** Start of RECORD EXTRACTS **
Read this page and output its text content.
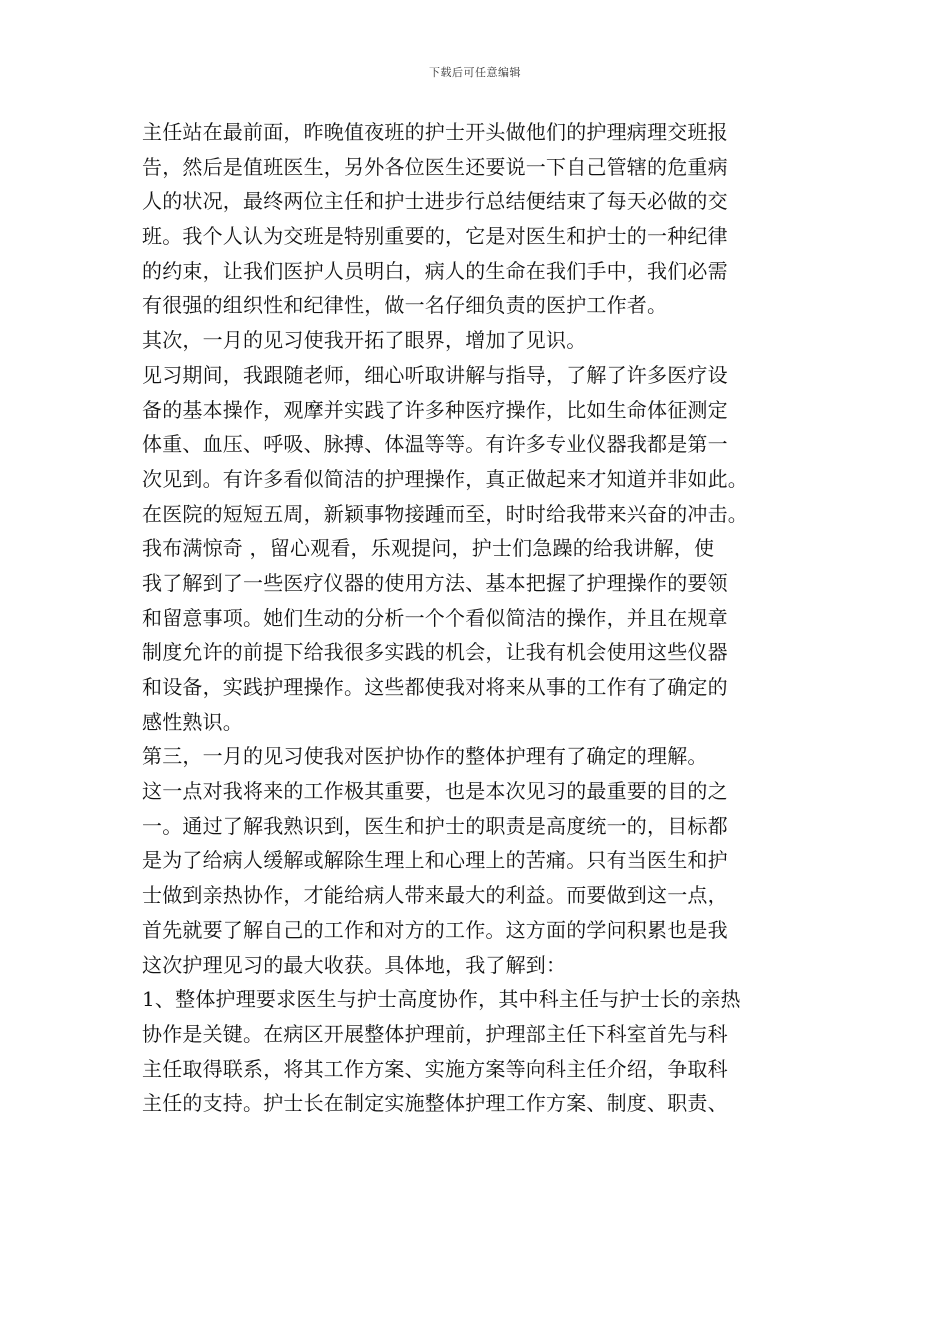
下载后可任意编辑
主任站在最前面，昨晚值夜班的护士开头做他们的护理病理交班报
告，然后是值班医生，另外各位医生还要说一下自己管辖的危重病
人的状况，最终两位主任和护士进步行总结便结束了每天必做的交
班。我个人认为交班是特别重要的，它是对医生和护士的一种纪律
的约束，让我们医护人员明白，病人的生命在我们手中，我们必需
有很强的组织性和纪律性，做一名仔细负责的医护工作者。
其次，一月的见习使我开拓了眼界，增加了见识。
见习期间，我跟随老师，细心听取讲解与指导，了解了许多医疗设
备的基本操作，观摩并实践了许多种医疗操作，比如生命体征测定
体重、血压、呼吸、脉搏、体温等等。有许多专业仪器我都是第一
次见到。有许多看似简洁的护理操作，真正做起来才知道并非如此。
在医院的短短五周，新颖事物接踵而至，时时给我带来兴奋的冲击。
我布满惊奇 ，留心观看，乐观提问，护士们急躁的给我讲解，使
我了解到了一些医疗仪器的使用方法、基本把握了护理操作的要领
和留意事项。她们生动的分析一个个看似简洁的操作，并且在规章
制度允许的前提下给我很多实践的机会，让我有机会使用这些仪器
和设备，实践护理操作。这些都使我对将来从事的工作有了确定的
感性熟识。
第三，一月的见习使我对医护协作的整体护理有了确定的理解。
这一点对我将来的工作极其重要，也是本次见习的最重要的目的之
一。通过了解我熟识到，医生和护士的职责是高度统一的，目标都
是为了给病人缓解或解除生理上和心理上的苦痛。只有当医生和护
士做到亲热协作，才能给病人带来最大的利益。而要做到这一点，
首先就要了解自己的工作和对方的工作。这方面的学问积累也是我
这次护理见习的最大收获。具体地，我了解到：
1、整体护理要求医生与护士高度协作，其中科主任与护士长的亲热
协作是关键。在病区开展整体护理前，护理部主任下科室首先与科
主任取得联系，将其工作方案、实施方案等向科主任介绍，争取科
主任的支持。护士长在制定实施整体护理工作方案、制度、职责、
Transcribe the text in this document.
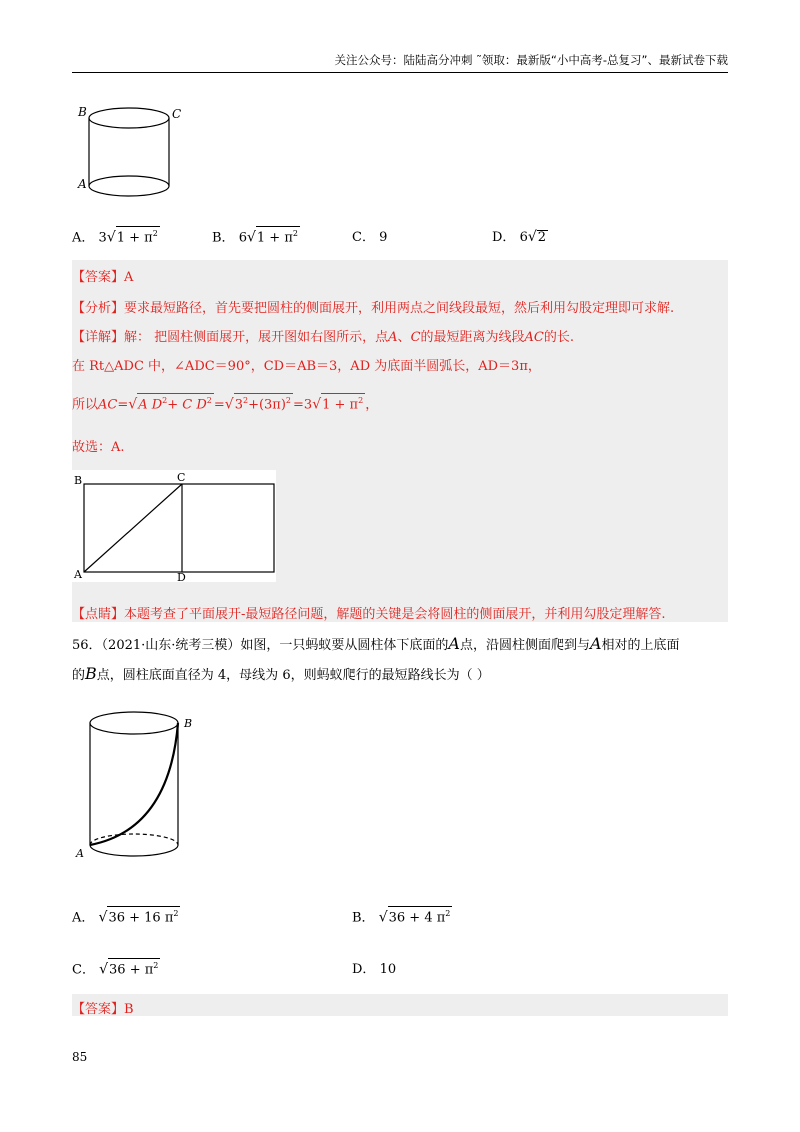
关注公众号：陆陆高分冲刺 ˜领取：最新版“小中高考-总复习”、最新试卷下载
B	C
A
A． $3√1 + \pi^2$	B． $6√1 + \pi^2$	C． 9	D． 6√2
【答案】A
【分析】要求最短路径，首先要把圆柱的侧面展开，利用两点之间线段最短，然后利用勾股定理即可求解.
【详解】解： 把圆柱侧面展开，展开图如右图所示，点A、C的最短距离为线段AC的长.
在 Rt△ADC 中，∠ADC＝90°，CD＝AB＝3，AD 为底面半圆弧长，AD＝3π，
所以AC=√A $D^2+ C$ $D^2 =√3^2+(3\pi)^2 =3√1 + \pi^2$ ，
故选：A.
B	C
A	D
【点睛】本题考查了平面展开-最短路径问题，解题的关键是会将圆柱的侧面展开，并利用勾股定理解答.
56．（2021·山东·统考三模）如图，一只蚂蚁要从圆柱体下底面的A点，沿圆柱侧面爬到与A相对的上底面
的B点，圆柱底面直径为 4，母线为 6，则蚂蚁爬行的最短路线长为（ ）
B
A
A． √36 + 16 $\pi^2$	B． √36 + 4 $\pi^2$
C． $√36 + \pi^2$	D． 10
【答案】B
85
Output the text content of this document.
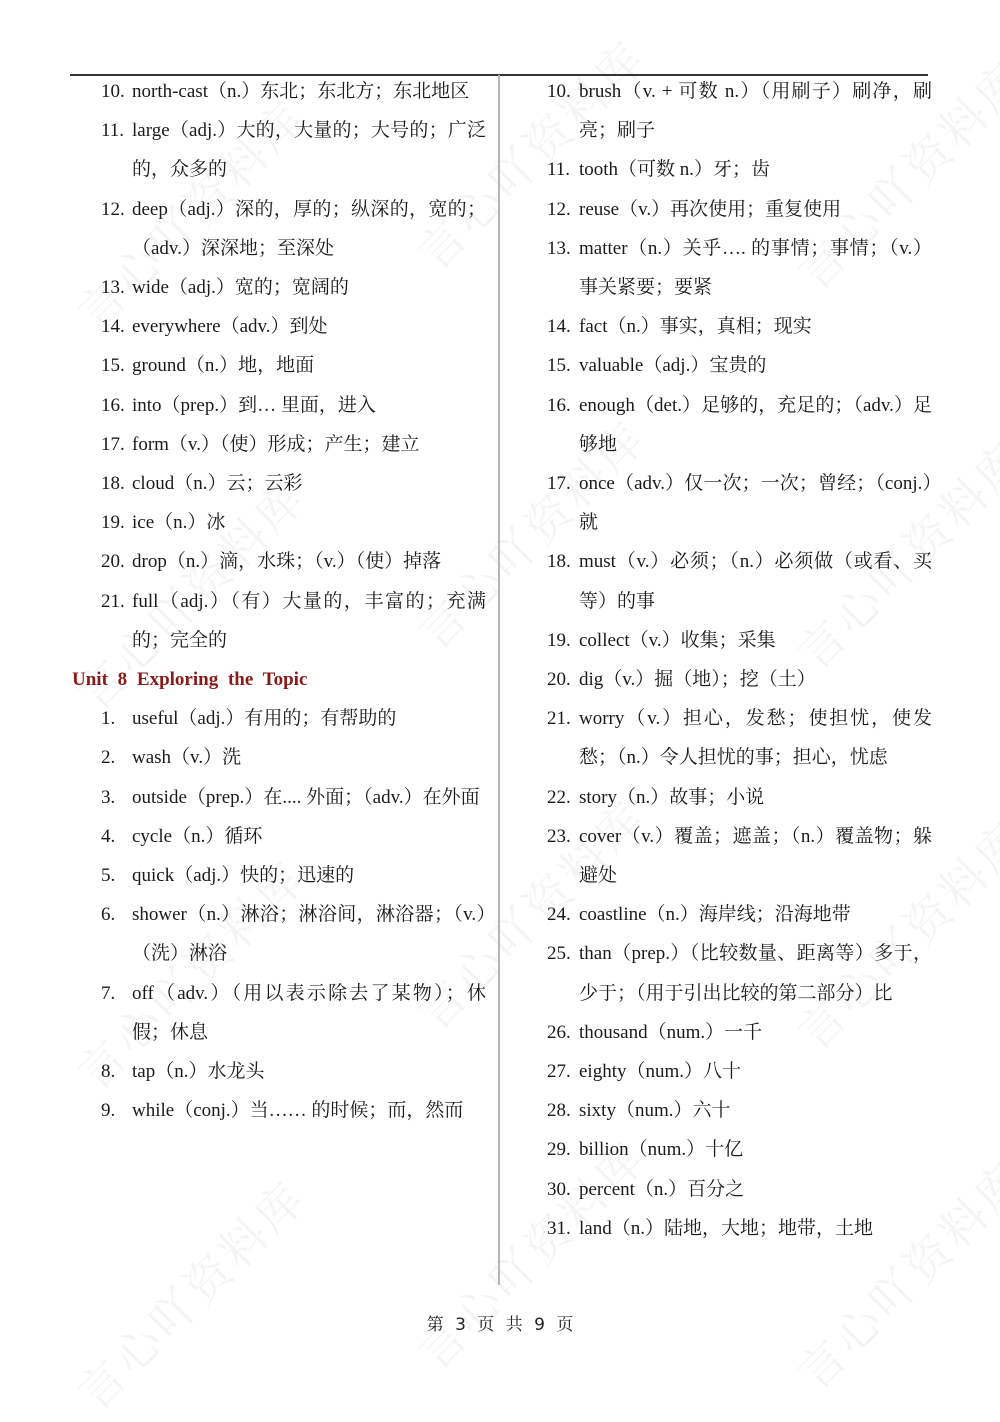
10. north-cast（n.）东北；东北方；东北地区
11. large（adj.）大的，大量的；大号的；广泛的，众多的
12. deep（adj.）深的，厚的；纵深的，宽的；（adv.）深深地；至深处
13. wide（adj.）宽的；宽阔的
14. everywhere（adv.）到处
15. ground（n.）地，地面
16. into（prep.）到… 里面，进入
17. form（v.）（使）形成；产生；建立
18. cloud（n.）云；云彩
19. ice（n.）冰
20. drop（n.）滴，水珠；（v.）（使）掉落
21. full（adj.）（有）大量的，丰富的；充满的；完全的
Unit 8 Exploring the Topic
1. useful（adj.）有用的；有帮助的
2. wash（v.）洗
3. outside（prep.）在.... 外面；（adv.）在外面
4. cycle（n.）循环
5. quick（adj.）快的；迅速的
6. shower（n.）淋浴；淋浴间，淋浴器；（v.）（洗）淋浴
7. off（adv.）（用以表示除去了某物）；休假；休息
8. tap（n.）水龙头
9. while（conj.）当…… 的时候；而，然而
10. brush（v. + 可数 n.）（用刷子）刷净，刷亮；刷子
11. tooth（可数 n.）牙；齿
12. reuse（v.）再次使用；重复使用
13. matter（n.）关乎…. 的事情；事情；（v.）事关紧要；要紧
14. fact（n.）事实，真相；现实
15. valuable（adj.）宝贵的
16. enough（det.）足够的，充足的；（adv.）足够地
17. once（adv.）仅一次；一次；曾经；（conj.）就
18. must（v.）必须；（n.）必须做（或看、买等）的事
19. collect（v.）收集；采集
20. dig（v.）掘（地）；挖（土）
21. worry（v.）担心，发愁；使担忧，使发愁；（n.）令人担忧的事；担心，忧虑
22. story（n.）故事；小说
23. cover（v.）覆盖；遮盖；（n.）覆盖物；躲避处
24. coastline（n.）海岸线；沿海地带
25. than（prep.）（比较数量、距离等）多于，少于；（用于引出比较的第二部分）比
26. thousand（num.）一千
27. eighty（num.）八十
28. sixty（num.）六十
29. billion（num.）十亿
30. percent（n.）百分之
31. land（n.）陆地，大地；地带，土地
第 3 页 共 9 页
** End of RECORD EXTRACTS **
Give the number of lines in the listing above that hold the string "content", with nothing else.

2